(What the task asks)
Without altering anything, output the material below.
**********
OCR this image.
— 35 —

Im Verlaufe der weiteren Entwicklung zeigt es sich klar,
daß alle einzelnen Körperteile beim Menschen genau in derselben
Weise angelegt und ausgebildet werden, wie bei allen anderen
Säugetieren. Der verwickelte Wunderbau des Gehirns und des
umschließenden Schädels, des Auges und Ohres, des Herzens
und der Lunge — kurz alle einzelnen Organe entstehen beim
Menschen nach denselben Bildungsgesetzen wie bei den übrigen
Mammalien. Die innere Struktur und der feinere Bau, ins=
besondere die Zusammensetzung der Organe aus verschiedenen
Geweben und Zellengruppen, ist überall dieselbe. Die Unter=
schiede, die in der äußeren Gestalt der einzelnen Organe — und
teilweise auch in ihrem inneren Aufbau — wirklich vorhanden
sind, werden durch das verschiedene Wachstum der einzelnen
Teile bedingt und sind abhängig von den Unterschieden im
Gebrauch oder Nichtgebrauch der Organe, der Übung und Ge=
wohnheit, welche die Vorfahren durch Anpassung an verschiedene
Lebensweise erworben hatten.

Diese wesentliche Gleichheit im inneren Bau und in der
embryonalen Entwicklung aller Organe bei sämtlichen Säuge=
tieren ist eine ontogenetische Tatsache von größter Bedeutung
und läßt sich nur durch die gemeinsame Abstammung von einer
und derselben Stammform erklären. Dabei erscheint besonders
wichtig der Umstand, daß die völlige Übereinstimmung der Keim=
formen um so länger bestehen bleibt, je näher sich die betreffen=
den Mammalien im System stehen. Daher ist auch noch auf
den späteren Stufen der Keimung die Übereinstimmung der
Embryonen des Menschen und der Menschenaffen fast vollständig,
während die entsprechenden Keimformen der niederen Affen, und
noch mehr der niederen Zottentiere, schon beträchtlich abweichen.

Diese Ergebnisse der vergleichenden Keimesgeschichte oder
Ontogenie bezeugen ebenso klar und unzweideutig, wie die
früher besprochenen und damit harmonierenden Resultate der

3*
**********
(Exercise answer)
OCR this image.
— 35 —

Im Verlaufe der weiteren Entwicklung zeigt es sich klar,
daß alle einzelnen Körperteile beim Menschen genau in derselben
Weise angelegt und ausgebildet werden, wie bei allen anderen
Säugetieren. Der verwickelte Wunderbau des Gehirns und des
umschließenden Schädels, des Auges und Ohres, des Herzens
und der Lunge — kurz alle einzelnen Organe entstehen beim
Menschen nach denselben Bildungsgesetzen wie bei den übrigen
Mammalien. Die innere Struktur und der feinere Bau, ins=
besondere die Zusammensetzung der Organe aus verschiedenen
Geweben und Zellengruppen, ist überall dieselbe. Die Unter=
schiede, die in der äußeren Gestalt der einzelnen Organe — und
teilweise auch in ihrem inneren Aufbau — wirklich vorhanden
sind, werden durch das verschiedene Wachstum der einzelnen
Teile bedingt und sind abhängig von den Unterschieden im
Gebrauch oder Nichtgebrauch der Organe, der Übung und Ge=
wohnheit, welche die Vorfahren durch Anpassung an verschiedene
Lebensweise erworben hatten.

Diese wesentliche Gleichheit im inneren Bau und in der
embryonalen Entwicklung aller Organe bei sämtlichen Säuge=
tieren ist eine ontogenetische Tatsache von größter Bedeutung
und läßt sich nur durch die gemeinsame Abstammung von einer
und derselben Stammform erklären. Dabei erscheint besonders
wichtig der Umstand, daß die völlige Übereinstimmung der Keim=
formen um so länger bestehen bleibt, je näher sich die betreffen=
den Mammalien im System stehen. Daher ist auch noch auf
den späteren Stufen der Keimung die Übereinstimmung der
Embryonen des Menschen und der Menschenaffen fast vollständig,
während die entsprechenden Keimformen der niederen Affen, und
noch mehr der niederen Zottentiere, schon beträchtlich abweichen.

Diese Ergebnisse der vergleichenden Keimesgeschichte oder
Ontogenie bezeugen ebenso klar und unzweideutig, wie die
früher besprochenen und damit harmonierenden Resultate der

3*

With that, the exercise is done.